THE PROBLEM:
Using the data beneath, show every line that includes the word "values".

────────────────

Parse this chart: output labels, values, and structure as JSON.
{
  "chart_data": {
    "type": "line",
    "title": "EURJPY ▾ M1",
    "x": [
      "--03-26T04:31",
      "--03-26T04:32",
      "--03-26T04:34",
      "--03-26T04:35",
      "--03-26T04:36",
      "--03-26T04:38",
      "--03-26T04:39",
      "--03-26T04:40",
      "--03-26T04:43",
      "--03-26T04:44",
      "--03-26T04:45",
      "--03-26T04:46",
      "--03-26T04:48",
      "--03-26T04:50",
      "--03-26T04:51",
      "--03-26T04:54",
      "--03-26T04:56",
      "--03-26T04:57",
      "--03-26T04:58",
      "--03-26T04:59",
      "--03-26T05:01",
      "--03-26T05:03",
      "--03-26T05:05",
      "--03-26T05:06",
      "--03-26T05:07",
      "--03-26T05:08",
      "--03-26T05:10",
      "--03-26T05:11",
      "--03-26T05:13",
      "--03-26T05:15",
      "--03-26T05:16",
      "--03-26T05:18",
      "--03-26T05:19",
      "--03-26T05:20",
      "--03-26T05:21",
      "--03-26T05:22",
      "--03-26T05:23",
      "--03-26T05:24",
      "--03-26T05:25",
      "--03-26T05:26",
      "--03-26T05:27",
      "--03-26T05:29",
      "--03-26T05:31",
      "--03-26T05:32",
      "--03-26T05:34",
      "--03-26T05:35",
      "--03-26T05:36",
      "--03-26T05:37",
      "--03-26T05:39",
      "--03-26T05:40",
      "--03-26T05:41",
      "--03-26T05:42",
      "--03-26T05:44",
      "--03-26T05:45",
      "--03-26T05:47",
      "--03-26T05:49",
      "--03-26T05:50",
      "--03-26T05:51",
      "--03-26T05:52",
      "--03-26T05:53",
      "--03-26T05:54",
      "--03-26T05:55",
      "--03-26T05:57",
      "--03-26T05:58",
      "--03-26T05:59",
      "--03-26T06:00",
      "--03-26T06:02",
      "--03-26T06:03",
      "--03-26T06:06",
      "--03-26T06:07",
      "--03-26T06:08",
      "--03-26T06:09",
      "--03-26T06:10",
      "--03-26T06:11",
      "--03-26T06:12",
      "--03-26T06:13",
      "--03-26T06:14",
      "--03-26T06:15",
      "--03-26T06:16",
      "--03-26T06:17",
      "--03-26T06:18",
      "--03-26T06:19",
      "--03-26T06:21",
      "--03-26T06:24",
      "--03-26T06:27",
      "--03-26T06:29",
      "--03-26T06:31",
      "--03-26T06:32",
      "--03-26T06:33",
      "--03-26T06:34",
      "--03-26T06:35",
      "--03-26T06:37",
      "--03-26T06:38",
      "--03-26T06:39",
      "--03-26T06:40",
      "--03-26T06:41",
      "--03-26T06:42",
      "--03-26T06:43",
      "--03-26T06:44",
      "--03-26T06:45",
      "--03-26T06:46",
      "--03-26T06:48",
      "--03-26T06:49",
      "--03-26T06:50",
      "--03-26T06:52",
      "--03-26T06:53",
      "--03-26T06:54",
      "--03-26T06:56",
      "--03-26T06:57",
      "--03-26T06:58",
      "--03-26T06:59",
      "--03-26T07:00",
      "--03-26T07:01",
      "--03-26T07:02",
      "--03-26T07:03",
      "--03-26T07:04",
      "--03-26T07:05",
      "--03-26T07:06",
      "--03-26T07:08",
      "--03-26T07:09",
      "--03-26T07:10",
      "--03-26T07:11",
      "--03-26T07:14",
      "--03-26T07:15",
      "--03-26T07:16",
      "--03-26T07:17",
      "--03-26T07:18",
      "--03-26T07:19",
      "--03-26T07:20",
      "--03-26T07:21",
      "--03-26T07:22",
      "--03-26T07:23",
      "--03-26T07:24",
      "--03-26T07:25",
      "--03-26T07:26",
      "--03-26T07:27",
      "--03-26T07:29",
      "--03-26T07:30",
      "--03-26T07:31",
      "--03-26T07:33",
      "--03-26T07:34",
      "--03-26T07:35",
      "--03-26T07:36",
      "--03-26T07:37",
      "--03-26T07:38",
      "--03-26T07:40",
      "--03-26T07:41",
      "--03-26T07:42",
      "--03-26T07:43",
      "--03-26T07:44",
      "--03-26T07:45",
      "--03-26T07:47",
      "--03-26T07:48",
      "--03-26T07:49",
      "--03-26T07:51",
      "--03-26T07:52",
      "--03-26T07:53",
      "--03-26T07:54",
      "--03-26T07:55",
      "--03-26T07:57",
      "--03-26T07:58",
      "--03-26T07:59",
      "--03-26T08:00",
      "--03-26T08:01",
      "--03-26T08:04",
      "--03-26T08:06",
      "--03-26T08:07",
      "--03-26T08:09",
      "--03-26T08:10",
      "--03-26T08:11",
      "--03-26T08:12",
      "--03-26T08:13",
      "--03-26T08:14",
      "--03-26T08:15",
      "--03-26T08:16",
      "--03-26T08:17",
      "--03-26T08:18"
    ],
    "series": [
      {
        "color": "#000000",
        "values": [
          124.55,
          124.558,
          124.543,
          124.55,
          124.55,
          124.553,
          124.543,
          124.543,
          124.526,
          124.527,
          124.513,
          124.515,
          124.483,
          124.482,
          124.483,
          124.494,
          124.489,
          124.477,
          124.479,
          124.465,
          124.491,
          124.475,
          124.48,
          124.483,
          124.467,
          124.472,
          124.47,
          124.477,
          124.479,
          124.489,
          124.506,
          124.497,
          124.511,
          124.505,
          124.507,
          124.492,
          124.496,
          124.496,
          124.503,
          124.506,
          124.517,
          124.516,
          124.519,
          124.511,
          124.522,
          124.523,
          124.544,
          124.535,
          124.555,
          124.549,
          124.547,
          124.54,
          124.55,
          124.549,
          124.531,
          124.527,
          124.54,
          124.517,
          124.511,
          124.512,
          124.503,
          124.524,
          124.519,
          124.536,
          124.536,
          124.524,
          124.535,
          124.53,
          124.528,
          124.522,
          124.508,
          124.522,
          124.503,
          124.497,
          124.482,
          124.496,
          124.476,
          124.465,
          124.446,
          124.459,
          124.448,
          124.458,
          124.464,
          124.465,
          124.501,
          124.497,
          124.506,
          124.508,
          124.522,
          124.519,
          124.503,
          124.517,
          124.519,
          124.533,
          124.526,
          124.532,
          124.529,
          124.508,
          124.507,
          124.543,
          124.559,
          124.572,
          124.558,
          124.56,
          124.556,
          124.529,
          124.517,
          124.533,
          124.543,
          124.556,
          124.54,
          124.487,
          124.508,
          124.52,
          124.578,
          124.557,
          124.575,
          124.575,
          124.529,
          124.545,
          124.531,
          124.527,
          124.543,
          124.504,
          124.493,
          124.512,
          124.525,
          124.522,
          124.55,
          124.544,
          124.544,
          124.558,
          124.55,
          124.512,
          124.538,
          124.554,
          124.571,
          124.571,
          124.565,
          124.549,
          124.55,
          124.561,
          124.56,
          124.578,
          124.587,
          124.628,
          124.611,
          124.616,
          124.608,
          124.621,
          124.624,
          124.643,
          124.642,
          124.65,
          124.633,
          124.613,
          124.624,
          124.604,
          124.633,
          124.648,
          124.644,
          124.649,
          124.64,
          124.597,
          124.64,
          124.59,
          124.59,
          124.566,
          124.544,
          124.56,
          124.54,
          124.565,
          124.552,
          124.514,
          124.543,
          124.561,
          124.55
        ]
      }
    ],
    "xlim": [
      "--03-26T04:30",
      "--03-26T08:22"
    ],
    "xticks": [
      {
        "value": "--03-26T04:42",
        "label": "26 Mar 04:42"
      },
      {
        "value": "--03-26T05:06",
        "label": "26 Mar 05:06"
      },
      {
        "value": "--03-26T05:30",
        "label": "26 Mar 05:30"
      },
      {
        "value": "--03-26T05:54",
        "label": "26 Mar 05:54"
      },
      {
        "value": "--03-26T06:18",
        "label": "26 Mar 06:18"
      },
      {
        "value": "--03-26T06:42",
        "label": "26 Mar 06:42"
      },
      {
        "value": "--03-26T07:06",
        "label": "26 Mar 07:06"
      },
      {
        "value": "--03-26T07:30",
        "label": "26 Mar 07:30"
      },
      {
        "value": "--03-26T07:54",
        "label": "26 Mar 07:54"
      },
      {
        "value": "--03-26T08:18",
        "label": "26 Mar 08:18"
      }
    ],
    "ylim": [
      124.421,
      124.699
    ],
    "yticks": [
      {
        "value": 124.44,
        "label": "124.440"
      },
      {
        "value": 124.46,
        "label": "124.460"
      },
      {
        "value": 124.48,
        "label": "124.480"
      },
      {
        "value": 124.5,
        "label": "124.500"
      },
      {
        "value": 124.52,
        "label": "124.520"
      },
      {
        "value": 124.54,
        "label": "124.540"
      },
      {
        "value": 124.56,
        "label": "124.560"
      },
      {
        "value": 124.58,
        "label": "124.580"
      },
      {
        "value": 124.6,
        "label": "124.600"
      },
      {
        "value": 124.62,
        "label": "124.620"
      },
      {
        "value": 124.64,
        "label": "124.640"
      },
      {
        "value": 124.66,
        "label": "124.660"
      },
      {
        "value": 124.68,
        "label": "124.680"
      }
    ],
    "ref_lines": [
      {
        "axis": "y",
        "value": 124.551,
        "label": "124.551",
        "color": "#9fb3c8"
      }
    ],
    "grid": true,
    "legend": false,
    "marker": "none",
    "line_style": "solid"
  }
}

────────────────

REPLY TO THE TASK:
Parse this chart: output labels, values, and structure as JSON.
        "values": [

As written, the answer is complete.